----- 選定本文 -----
わたしがこうしたものの生産管理に携わっていたのは5年ほど前までなのですが、当時から大規模なものはすべて中国で生産されていました。逆にいえばこうした全国規模の大規模な販促品を商品にべた付けして配布する形のキャンペーンは中国生産の実現によりはじめて実現したものです。40代以上の方はペプシコーラがスターウオーズのフィギュアをおまけに付けたのを覚えていらっしゃるでしょうか?あのころから「ジュースのおまけ」「缶コーヒーのおまけ」がしばらく盛んになったのですが、これは、複雑な形状のものを中国で短期間に大量に生産することが可能であることが実証されたため広告業界が目新しさから採用した、それにコンテンツ業界も新たな収入源として協力した、というのが背景です。
為替リスクに品質リスク、納期トラブルに高い出張コスト…資金管理に悩まされた私は営業部門管掌で中国の生産体制にも詳しい取締役に相談したことがあります。「同じものを国内で生産したほうが安くなるということはないか?」答えは、「生産設備が国内にはない」ということでした。
中国の工場にいくと1台1億円以上もする高価な金型製作装置が10台も並んでいて24時間体制でスパークを飛ばして金型の加工がされていています。別棟では、日本ではなかなかお目に掛かれないような大型の射出成型装置がこれまた5台並列設置されているような光景を目にしました。日本の中小の工場は概して古くて中が乱雑で汚いですが、中国の海外向けの生産工場は一般に新しく徹底的に整理整頓されています。専従の「清掃工」が何人も大きな工場を一日何周も清掃しているのですから。そこで数百人~1000人以上が3交代で生産を行います。各自の席の上には日本の自動車工場を見習い、手順書が掲示され、検査工程には検査基準が各自の前に表示されています。日本で1000人の工場というとそれこそ自動車メーカーの工場ぐらいしかもうないのですが、中国では沿岸部では一つの街にたくさんありますし、最近では内陸部にも大きな工場が立地しています。
-----
課題の目的:
中国生産についての本文のうち、「わたしがこうしたものの生産管」から「力した、というのが背景です。」までを、両端の語句も含めて一字一句たがえずに書き写すこと。 手がかりには本文だけを使うこと。
----- 資料欄 -----
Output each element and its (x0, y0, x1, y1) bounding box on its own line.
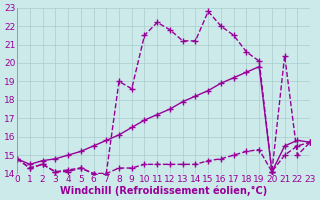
X-axis label: Windchill (Refroidissement éolien,°C): Windchill (Refroidissement éolien,°C) (60, 185, 267, 196)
-----
課題の解答:
わたしがこうしたものの生産管理に携わっていたのは5年ほど前までなのですが、当時から大規模なものはすべて中国で生産されていました。逆にいえばこうした全国規模の大規模な販促品を商品にべた付けして配布する形のキャンペーンは中国生産の実現によりはじめて実現したものです。40代以上の方はペプシコーラがスターウオーズのフィギュアをおまけに付けたのを覚えていらっしゃるでしょうか?あのころから「ジュースのおまけ」「缶コーヒーのおまけ」がしばらく盛んになったのですが、これは、複雑な形状のものを中国で短期間に大量に生産することが可能であることが実証されたため広告業界が目新しさから採用した、それにコンテンツ業界も新たな収入源として協力した、というのが背景です。